_AIM OF THE EXERCISE_: Identify every line in the records below that contains the word "συνομιλίες", and copy each of those lines.
::::::::::
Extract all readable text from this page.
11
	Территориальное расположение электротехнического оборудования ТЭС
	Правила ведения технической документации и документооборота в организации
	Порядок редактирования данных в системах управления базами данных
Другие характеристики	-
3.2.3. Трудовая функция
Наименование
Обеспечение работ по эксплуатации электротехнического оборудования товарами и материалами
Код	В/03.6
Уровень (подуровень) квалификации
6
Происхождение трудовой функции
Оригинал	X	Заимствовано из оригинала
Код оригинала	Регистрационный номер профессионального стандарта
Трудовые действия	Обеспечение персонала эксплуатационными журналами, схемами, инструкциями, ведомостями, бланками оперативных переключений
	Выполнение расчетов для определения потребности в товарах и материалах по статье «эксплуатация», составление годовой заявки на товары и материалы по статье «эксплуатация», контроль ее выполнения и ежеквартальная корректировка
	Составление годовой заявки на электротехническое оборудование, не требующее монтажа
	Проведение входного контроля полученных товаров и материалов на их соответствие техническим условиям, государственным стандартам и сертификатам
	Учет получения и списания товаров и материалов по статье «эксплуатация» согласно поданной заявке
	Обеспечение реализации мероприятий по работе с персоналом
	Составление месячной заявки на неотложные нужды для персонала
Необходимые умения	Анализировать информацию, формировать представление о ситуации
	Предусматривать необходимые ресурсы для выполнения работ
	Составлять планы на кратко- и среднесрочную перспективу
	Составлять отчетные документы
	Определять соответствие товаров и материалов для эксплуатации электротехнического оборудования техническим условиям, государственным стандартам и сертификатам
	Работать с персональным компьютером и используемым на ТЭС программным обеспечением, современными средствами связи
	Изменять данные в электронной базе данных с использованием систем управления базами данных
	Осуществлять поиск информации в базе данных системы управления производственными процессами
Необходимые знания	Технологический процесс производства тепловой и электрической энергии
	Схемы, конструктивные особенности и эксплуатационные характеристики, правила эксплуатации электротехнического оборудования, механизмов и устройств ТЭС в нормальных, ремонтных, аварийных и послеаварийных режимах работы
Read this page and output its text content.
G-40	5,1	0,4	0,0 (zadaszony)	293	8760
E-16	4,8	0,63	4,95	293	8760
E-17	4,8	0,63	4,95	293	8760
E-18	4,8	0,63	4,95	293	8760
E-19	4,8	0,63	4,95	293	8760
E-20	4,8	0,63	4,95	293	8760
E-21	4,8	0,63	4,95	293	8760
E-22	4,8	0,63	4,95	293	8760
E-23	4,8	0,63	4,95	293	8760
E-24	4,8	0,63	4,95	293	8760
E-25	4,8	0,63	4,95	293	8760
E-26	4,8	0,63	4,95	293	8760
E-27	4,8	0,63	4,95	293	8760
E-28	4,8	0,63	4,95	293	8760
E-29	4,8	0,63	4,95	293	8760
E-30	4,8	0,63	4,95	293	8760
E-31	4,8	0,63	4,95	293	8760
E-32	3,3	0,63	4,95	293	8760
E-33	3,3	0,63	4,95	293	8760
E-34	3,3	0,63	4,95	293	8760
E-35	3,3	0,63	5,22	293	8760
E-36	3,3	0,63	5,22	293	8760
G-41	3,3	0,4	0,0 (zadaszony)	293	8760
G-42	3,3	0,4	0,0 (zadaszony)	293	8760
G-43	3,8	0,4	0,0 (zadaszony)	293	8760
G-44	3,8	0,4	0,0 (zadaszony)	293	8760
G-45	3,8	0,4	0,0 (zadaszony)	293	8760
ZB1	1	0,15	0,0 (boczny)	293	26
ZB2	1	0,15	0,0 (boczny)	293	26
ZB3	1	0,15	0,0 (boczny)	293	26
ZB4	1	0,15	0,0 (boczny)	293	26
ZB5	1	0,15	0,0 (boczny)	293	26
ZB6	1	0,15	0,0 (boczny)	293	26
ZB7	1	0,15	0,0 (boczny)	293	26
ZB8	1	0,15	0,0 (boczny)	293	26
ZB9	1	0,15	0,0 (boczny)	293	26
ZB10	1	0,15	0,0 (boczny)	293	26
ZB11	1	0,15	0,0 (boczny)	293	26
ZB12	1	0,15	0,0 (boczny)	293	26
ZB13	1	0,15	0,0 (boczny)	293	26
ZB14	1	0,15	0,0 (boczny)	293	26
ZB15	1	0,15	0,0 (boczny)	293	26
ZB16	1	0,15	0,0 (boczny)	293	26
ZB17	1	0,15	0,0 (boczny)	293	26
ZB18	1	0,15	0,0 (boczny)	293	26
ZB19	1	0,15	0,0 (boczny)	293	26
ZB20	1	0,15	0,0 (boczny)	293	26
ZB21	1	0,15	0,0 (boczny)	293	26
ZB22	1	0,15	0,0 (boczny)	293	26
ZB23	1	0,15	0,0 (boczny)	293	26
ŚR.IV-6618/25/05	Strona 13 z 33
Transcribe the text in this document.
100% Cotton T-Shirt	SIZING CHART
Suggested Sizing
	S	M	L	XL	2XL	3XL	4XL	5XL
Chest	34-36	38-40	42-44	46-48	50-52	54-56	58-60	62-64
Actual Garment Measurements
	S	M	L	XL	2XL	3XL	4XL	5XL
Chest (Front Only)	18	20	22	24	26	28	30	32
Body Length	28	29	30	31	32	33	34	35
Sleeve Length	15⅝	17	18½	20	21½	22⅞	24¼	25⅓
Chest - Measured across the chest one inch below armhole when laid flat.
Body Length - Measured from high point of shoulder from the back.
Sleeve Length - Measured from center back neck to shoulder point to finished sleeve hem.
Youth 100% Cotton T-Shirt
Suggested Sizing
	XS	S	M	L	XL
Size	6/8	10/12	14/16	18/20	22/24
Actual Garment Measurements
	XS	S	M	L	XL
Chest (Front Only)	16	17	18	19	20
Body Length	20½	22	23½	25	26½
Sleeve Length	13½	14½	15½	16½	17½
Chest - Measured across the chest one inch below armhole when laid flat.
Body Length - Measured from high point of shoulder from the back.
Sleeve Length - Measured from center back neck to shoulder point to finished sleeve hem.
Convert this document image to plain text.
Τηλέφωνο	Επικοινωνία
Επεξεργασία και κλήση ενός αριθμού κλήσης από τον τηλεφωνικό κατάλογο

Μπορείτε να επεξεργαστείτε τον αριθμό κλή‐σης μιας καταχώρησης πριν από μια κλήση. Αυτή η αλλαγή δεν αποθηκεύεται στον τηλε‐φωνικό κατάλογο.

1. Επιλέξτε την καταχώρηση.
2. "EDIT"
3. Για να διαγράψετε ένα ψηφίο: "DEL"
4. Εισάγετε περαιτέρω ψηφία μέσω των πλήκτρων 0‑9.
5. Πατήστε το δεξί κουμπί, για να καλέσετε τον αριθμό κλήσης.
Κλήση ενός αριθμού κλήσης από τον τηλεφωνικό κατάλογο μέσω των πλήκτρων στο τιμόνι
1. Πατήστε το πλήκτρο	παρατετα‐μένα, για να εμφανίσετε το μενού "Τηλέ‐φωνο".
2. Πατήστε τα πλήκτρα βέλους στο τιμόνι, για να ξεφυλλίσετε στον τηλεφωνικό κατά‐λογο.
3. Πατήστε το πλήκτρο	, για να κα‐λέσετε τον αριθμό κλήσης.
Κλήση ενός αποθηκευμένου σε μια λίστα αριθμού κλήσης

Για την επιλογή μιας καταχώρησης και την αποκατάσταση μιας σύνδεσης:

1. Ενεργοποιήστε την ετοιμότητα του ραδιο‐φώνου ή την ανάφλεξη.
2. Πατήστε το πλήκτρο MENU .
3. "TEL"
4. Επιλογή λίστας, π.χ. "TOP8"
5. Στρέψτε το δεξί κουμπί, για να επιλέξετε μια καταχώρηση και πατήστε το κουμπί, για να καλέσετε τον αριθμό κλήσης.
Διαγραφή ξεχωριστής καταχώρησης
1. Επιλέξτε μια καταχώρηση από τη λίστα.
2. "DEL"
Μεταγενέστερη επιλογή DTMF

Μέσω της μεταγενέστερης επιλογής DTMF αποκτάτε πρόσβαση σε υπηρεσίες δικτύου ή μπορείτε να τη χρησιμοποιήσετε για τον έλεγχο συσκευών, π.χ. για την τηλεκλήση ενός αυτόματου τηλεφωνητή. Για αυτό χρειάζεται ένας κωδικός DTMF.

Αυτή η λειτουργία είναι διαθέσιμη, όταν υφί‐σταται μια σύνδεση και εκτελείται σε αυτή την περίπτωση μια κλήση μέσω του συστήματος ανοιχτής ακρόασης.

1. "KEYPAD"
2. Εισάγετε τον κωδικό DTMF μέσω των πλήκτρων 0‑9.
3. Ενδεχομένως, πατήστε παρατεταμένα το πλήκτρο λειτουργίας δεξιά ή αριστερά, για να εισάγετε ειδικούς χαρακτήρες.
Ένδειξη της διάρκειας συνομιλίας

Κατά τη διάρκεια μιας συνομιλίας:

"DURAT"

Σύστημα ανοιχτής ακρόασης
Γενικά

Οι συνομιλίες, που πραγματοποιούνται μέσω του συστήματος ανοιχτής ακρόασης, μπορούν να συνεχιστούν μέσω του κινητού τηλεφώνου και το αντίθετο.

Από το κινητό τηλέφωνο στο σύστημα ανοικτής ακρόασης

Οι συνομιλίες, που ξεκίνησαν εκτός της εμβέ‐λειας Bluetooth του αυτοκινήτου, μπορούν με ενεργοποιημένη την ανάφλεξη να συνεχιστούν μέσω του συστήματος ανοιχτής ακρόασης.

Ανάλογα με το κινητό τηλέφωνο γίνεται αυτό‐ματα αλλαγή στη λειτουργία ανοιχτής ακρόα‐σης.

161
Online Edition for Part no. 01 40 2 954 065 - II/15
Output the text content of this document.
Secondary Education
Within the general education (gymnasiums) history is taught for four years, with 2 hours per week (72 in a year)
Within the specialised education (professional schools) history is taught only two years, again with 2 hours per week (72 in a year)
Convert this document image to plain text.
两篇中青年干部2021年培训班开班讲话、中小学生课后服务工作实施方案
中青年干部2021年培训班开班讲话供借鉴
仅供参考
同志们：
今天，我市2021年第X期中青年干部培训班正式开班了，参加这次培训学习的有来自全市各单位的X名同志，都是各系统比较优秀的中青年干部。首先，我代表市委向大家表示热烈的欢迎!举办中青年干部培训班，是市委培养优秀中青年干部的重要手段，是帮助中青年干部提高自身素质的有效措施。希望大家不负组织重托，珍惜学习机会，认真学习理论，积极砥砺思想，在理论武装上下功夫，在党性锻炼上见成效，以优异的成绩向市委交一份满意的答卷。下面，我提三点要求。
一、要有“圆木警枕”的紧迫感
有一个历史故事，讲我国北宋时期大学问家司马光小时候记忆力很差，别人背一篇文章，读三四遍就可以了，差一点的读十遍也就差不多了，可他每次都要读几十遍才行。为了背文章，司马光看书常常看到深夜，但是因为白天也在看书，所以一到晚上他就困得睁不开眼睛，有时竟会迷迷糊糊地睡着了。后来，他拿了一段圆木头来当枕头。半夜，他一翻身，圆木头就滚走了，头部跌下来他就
::::::::::
_ANSWER TO THE PROBLEM_:
Οι συνομιλίες, που πραγματοποιούνται μέσω του συστήματος ανοιχτής ακρόασης, μπορούν να συνεχιστούν μέσω του κινητού τηλεφώνου και το αντίθετο.
Οι συνομιλίες, που ξεκίνησαν εκτός της εμβέ‐λειας Bluetooth του αυτοκινήτου, μπορούν με ενεργοποιημένη την ανάφλεξη να συνεχιστούν μέσω του συστήματος ανοιχτής ακρόασης.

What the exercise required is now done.